Stored items:

──────────

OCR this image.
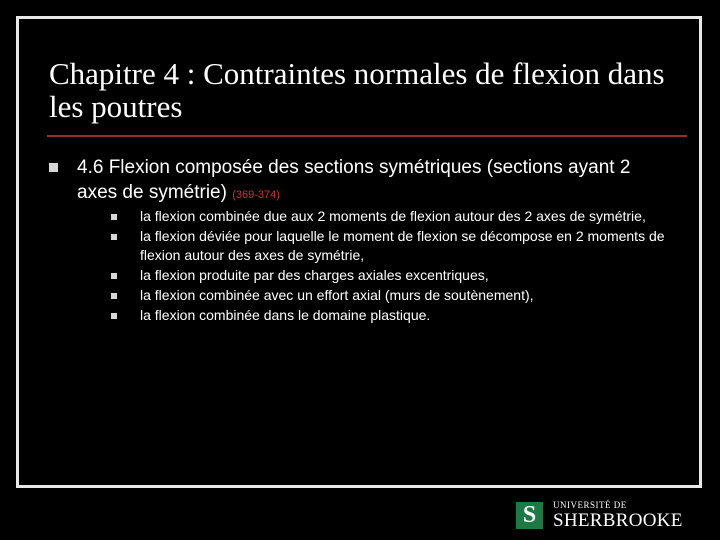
Chapitre 4 : Contraintes normales de flexion dans les poutres
4.6 Flexion composée des sections symétriques (sections ayant 2 axes de symétrie) (369-374)
la flexion combinée due aux 2 moments de flexion autour des 2 axes de symétrie,
la flexion déviée pour laquelle le moment de flexion se décompose en 2 moments de flexion autour des axes de symétrie,
la flexion produite par des charges axiales excentriques,
la flexion combinée avec un effort axial (murs de soutènement),
la flexion combinée dans le domaine plastique.
S	UNIVERSITÉ DE
SHERBROOKE
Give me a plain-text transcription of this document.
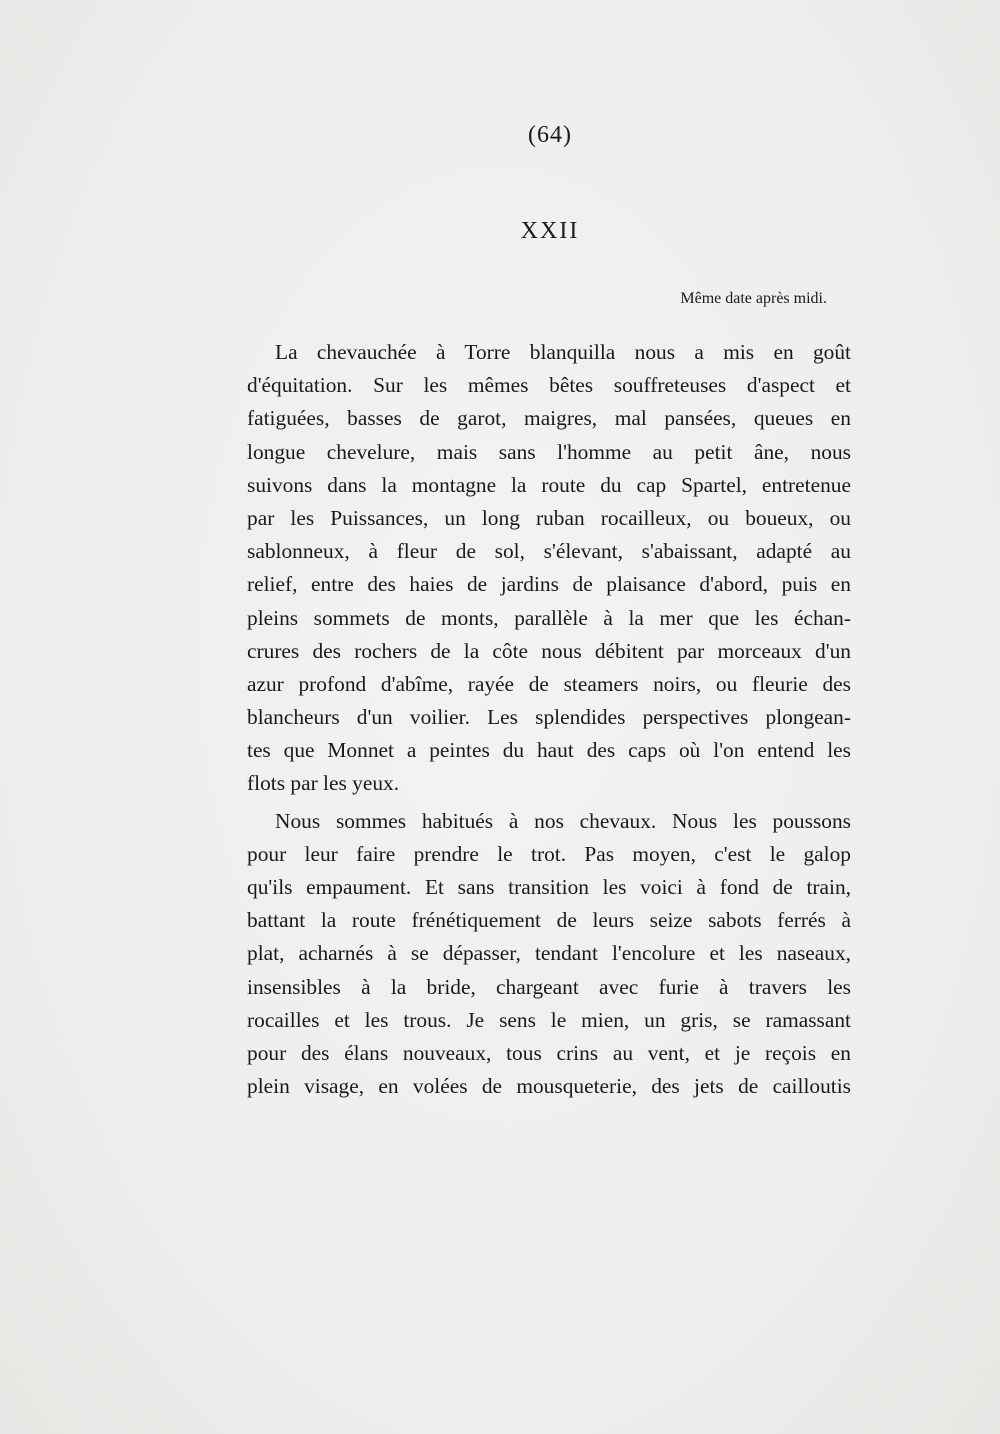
(64)
XXII
Même date après midi.
La chevauchée à Torre blanquilla nous a mis en goût
d'équitation. Sur les mêmes bêtes souffreteuses d'aspect et
fatiguées, basses de garot, maigres, mal pansées, queues en
longue chevelure, mais sans l'homme au petit âne, nous
suivons dans la montagne la route du cap Spartel, entretenue
par les Puissances, un long ruban rocailleux, ou boueux, ou
sablonneux, à fleur de sol, s'élevant, s'abaissant, adapté au
relief, entre des haies de jardins de plaisance d'abord, puis en
pleins sommets de monts, parallèle à la mer que les échan-
crures des rochers de la côte nous débitent par morceaux d'un
azur profond d'abîme, rayée de steamers noirs, ou fleurie des
blancheurs d'un voilier. Les splendides perspectives plongean-
tes que Monnet a peintes du haut des caps où l'on entend les
flots par les yeux.
Nous sommes habitués à nos chevaux. Nous les poussons
pour leur faire prendre le trot. Pas moyen, c'est le galop
qu'ils empaument. Et sans transition les voici à fond de train,
battant la route frénétiquement de leurs seize sabots ferrés à
plat, acharnés à se dépasser, tendant l'encolure et les naseaux,
insensibles à la bride, chargeant avec furie à travers les
rocailles et les trous. Je sens le mien, un gris, se ramassant
pour des élans nouveaux, tous crins au vent, et je reçois en
plein visage, en volées de mousqueterie, des jets de cailloutis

──────────

SET EXERCISE:
Output a faithful copy of the data, with each picture left out.

FINISHED TASK:
OCR this image.
Chapitre 4 : Contraintes normales de flexion dans les poutres
4.6 Flexion composée des sections symétriques (sections ayant 2 axes de symétrie) (369-374)
la flexion combinée due aux 2 moments de flexion autour des 2 axes de symétrie,
la flexion déviée pour laquelle le moment de flexion se décompose en 2 moments de flexion autour des axes de symétrie,
la flexion produite par des charges axiales excentriques,
la flexion combinée avec un effort axial (murs de soutènement),
la flexion combinée dans le domaine plastique.
S	UNIVERSITÉ DE
SHERBROOKE
Give me a plain-text transcription of this document.
(64)
XXII
Même date après midi.
La chevauchée à Torre blanquilla nous a mis en goût
d'équitation. Sur les mêmes bêtes souffreteuses d'aspect et
fatiguées, basses de garot, maigres, mal pansées, queues en
longue chevelure, mais sans l'homme au petit âne, nous
suivons dans la montagne la route du cap Spartel, entretenue
par les Puissances, un long ruban rocailleux, ou boueux, ou
sablonneux, à fleur de sol, s'élevant, s'abaissant, adapté au
relief, entre des haies de jardins de plaisance d'abord, puis en
pleins sommets de monts, parallèle à la mer que les échan-
crures des rochers de la côte nous débitent par morceaux d'un
azur profond d'abîme, rayée de steamers noirs, ou fleurie des
blancheurs d'un voilier. Les splendides perspectives plongean-
tes que Monnet a peintes du haut des caps où l'on entend les
flots par les yeux.
Nous sommes habitués à nos chevaux. Nous les poussons
pour leur faire prendre le trot. Pas moyen, c'est le galop
qu'ils empaument. Et sans transition les voici à fond de train,
battant la route frénétiquement de leurs seize sabots ferrés à
plat, acharnés à se dépasser, tendant l'encolure et les naseaux,
insensibles à la bride, chargeant avec furie à travers les
rocailles et les trous. Je sens le mien, un gris, se ramassant
pour des élans nouveaux, tous crins au vent, et je reçois en
plein visage, en volées de mousqueterie, des jets de cailloutis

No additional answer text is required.